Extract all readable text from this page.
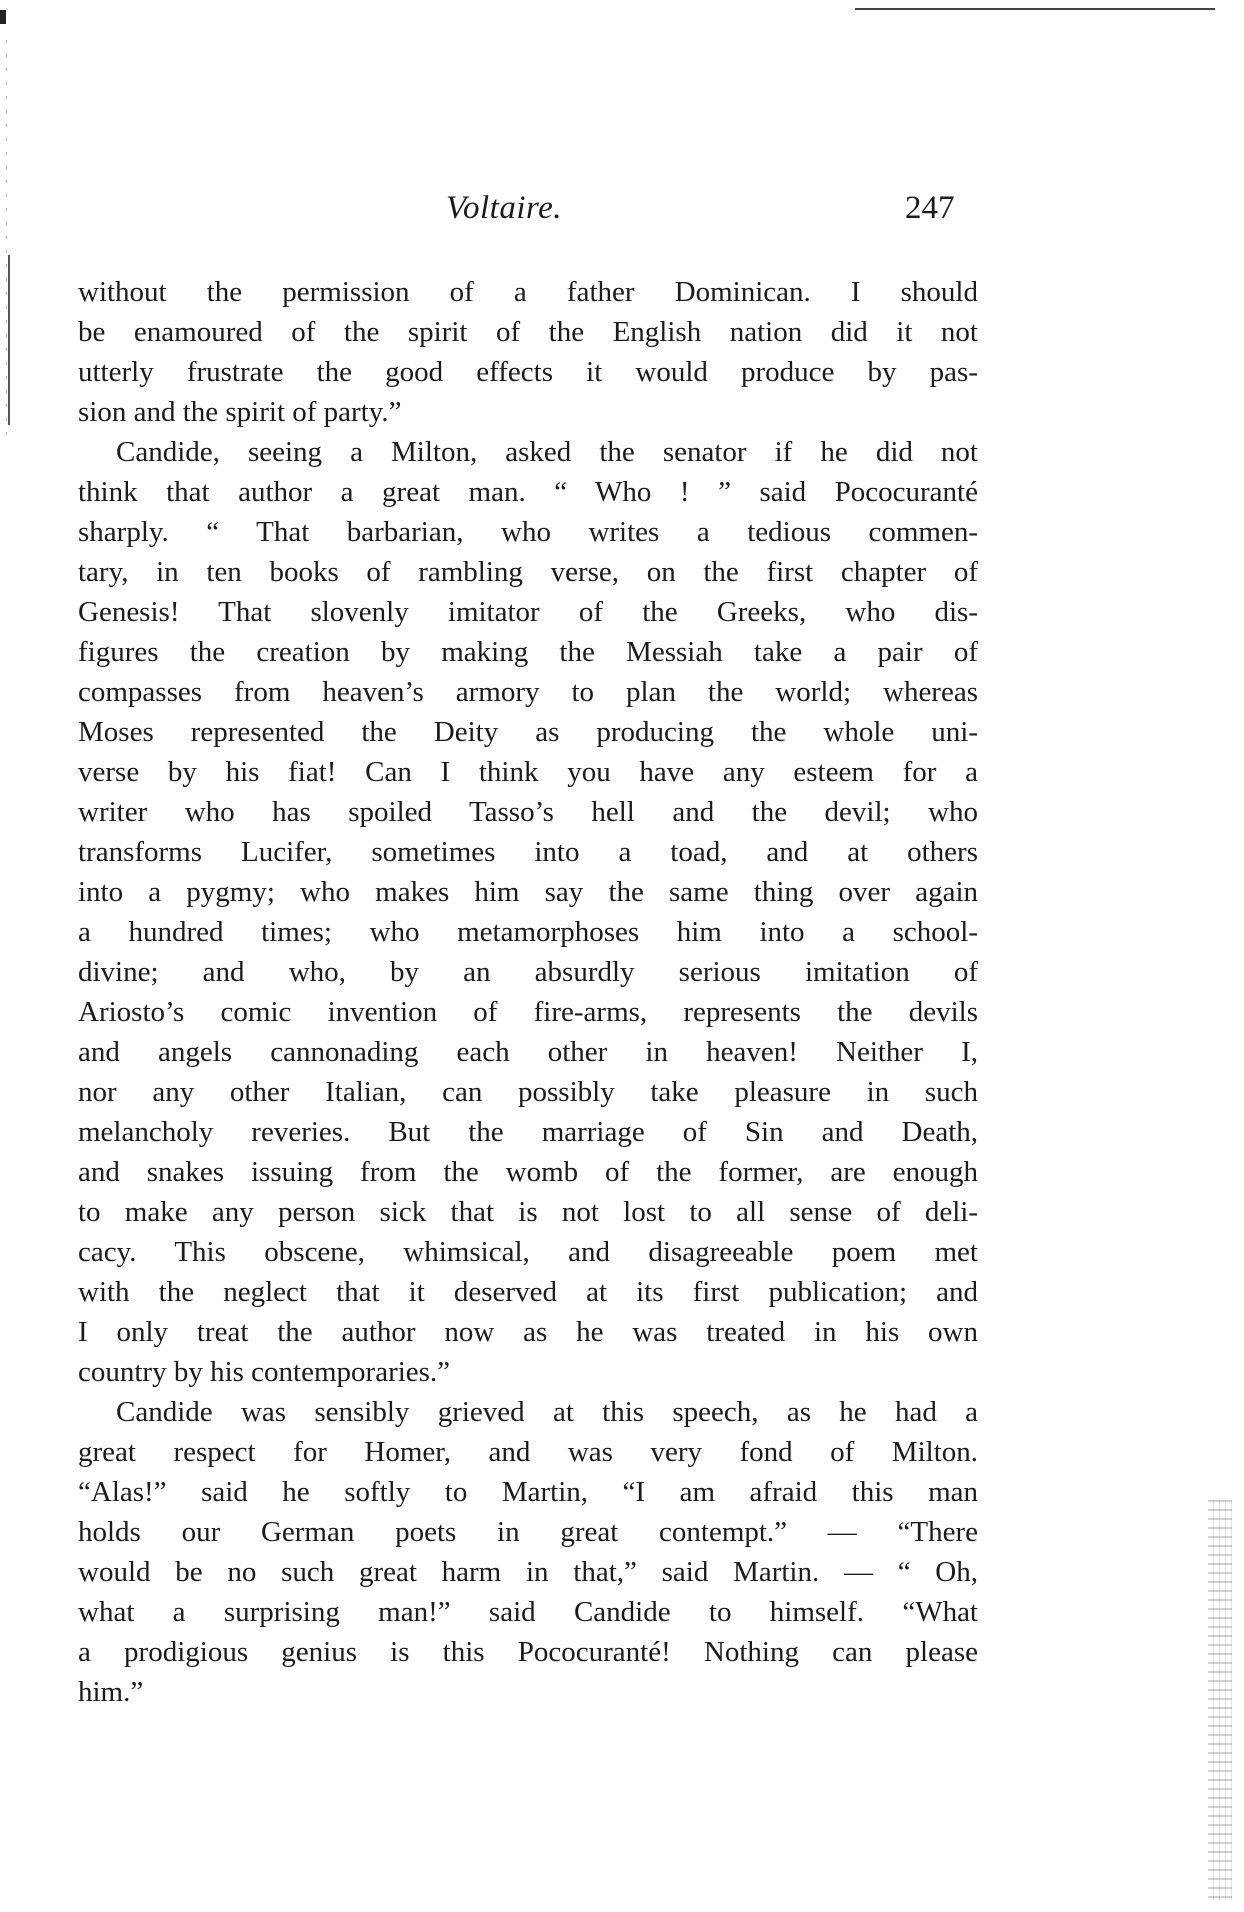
Voltaire.	247
without the permission of a father Dominican. I should
be enamoured of the spirit of the English nation did it not
utterly frustrate the good effects it would produce by pas-
sion and the spirit of party.”
Candide, seeing a Milton, asked the senator if he did not
think that author a great man. “ Who ! ” said Pococuranté
sharply. “ That barbarian, who writes a tedious commen-
tary, in ten books of rambling verse, on the first chapter of
Genesis! That slovenly imitator of the Greeks, who dis-
figures the creation by making the Messiah take a pair of
compasses from heaven’s armory to plan the world; whereas
Moses represented the Deity as producing the whole uni-
verse by his fiat! Can I think you have any esteem for a
writer who has spoiled Tasso’s hell and the devil; who
transforms Lucifer, sometimes into a toad, and at others
into a pygmy; who makes him say the same thing over again
a hundred times; who metamorphoses him into a school-
divine; and who, by an absurdly serious imitation of
Ariosto’s comic invention of fire-arms, represents the devils
and angels cannonading each other in heaven! Neither I,
nor any other Italian, can possibly take pleasure in such
melancholy reveries. But the marriage of Sin and Death,
and snakes issuing from the womb of the former, are enough
to make any person sick that is not lost to all sense of deli-
cacy. This obscene, whimsical, and disagreeable poem met
with the neglect that it deserved at its first publication; and
I only treat the author now as he was treated in his own
country by his contemporaries.”
Candide was sensibly grieved at this speech, as he had a
great respect for Homer, and was very fond of Milton.
“Alas!” said he softly to Martin, “I am afraid this man
holds our German poets in great contempt.” — “There
would be no such great harm in that,” said Martin. — “ Oh,
what a surprising man!” said Candide to himself. “What
a prodigious genius is this Pococuranté! Nothing can please
him.”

→ **Work instruction**
A single number is required: how many lines in these records contain "verse".

→ **Completed task**
2